** Begin **

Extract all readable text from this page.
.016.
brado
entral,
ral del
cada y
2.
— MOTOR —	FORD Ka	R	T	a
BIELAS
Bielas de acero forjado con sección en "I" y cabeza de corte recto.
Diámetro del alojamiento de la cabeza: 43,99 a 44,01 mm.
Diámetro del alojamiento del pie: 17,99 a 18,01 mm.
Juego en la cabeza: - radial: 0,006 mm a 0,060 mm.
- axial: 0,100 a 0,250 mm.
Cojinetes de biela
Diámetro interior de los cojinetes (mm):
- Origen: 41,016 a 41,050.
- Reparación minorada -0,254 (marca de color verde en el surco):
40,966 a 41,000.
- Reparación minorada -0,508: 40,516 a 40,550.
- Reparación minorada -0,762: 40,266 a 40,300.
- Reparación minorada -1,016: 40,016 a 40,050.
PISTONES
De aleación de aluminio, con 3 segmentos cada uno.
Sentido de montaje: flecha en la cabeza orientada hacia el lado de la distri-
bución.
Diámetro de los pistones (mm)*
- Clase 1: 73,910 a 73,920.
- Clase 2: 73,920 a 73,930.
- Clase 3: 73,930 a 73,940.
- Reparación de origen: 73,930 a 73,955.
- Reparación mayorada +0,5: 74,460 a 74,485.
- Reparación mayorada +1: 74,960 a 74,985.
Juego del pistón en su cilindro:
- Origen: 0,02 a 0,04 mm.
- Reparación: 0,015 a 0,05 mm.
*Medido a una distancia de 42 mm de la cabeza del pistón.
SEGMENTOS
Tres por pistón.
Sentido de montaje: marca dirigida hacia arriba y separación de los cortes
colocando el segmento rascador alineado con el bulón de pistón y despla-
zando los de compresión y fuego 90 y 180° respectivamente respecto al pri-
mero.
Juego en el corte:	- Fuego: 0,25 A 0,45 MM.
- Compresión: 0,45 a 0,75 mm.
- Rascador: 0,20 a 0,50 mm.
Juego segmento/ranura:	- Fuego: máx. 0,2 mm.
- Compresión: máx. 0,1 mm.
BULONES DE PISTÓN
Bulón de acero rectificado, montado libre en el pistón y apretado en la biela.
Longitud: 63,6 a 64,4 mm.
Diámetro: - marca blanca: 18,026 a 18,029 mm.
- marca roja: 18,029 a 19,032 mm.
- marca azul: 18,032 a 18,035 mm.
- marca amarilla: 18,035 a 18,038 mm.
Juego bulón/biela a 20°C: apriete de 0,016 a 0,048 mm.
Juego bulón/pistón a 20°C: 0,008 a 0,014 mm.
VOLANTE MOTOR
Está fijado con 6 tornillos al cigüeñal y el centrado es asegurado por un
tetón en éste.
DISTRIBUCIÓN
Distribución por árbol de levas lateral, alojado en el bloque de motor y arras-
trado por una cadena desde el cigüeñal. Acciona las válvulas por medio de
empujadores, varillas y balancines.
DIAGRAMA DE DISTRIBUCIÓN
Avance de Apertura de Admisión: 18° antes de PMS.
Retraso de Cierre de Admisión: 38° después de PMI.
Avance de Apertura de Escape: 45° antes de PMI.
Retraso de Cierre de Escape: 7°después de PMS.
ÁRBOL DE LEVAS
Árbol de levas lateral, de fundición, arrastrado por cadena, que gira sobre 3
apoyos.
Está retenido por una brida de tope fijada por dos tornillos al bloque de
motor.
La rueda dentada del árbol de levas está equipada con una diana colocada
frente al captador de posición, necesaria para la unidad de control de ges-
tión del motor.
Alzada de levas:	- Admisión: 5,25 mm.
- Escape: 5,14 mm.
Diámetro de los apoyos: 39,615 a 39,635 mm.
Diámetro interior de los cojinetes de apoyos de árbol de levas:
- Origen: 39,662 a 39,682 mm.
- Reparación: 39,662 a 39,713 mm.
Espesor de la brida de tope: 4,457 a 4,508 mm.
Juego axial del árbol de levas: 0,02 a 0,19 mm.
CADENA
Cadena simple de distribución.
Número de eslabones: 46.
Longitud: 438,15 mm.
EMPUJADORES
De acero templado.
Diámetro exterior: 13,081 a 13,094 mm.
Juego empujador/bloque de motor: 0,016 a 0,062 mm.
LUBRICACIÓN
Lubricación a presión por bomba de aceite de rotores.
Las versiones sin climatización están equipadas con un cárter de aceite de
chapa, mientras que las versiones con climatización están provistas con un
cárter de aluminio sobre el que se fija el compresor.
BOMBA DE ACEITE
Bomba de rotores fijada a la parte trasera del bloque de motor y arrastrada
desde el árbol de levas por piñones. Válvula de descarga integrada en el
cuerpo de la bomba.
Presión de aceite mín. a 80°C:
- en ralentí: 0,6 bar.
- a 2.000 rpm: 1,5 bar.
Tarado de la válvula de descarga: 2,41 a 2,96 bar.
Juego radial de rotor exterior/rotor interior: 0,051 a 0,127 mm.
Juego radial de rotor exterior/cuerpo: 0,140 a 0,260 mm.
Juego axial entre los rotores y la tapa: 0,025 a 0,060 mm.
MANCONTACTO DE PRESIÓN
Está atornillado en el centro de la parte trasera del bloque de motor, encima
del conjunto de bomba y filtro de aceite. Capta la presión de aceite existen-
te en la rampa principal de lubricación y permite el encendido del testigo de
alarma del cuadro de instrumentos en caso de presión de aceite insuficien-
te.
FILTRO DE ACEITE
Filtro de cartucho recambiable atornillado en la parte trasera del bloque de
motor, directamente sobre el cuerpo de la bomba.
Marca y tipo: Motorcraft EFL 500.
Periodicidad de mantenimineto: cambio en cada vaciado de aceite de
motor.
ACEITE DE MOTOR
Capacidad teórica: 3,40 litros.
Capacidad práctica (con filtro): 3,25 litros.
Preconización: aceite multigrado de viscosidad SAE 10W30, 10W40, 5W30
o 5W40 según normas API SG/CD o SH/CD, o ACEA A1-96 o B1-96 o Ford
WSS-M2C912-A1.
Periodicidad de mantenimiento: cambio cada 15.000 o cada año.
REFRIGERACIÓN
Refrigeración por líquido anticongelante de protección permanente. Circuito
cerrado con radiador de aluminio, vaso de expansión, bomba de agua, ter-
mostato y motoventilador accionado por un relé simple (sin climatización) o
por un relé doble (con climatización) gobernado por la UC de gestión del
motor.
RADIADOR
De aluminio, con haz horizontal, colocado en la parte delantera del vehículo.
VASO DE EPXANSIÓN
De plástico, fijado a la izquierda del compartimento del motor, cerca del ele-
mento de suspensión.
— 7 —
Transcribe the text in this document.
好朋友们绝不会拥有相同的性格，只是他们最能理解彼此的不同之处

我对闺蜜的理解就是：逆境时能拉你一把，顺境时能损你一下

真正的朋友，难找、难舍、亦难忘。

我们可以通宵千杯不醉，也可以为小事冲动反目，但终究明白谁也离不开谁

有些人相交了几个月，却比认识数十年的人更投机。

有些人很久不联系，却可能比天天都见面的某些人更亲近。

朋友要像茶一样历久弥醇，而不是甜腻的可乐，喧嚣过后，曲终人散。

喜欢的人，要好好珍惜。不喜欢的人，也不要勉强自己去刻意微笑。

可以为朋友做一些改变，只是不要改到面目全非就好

** End **

- [Given problem] Pick out the lines containing the string "climatización" and show them.

- [Result]
Las versiones sin climatización están equipadas con un cárter de aceite de
chapa, mientras que las versiones con climatización están provistas con un
mostato y motoventilador accionado por un relé simple (sin climatización) o
por un relé doble (con climatización) gobernado por la UC de gestión del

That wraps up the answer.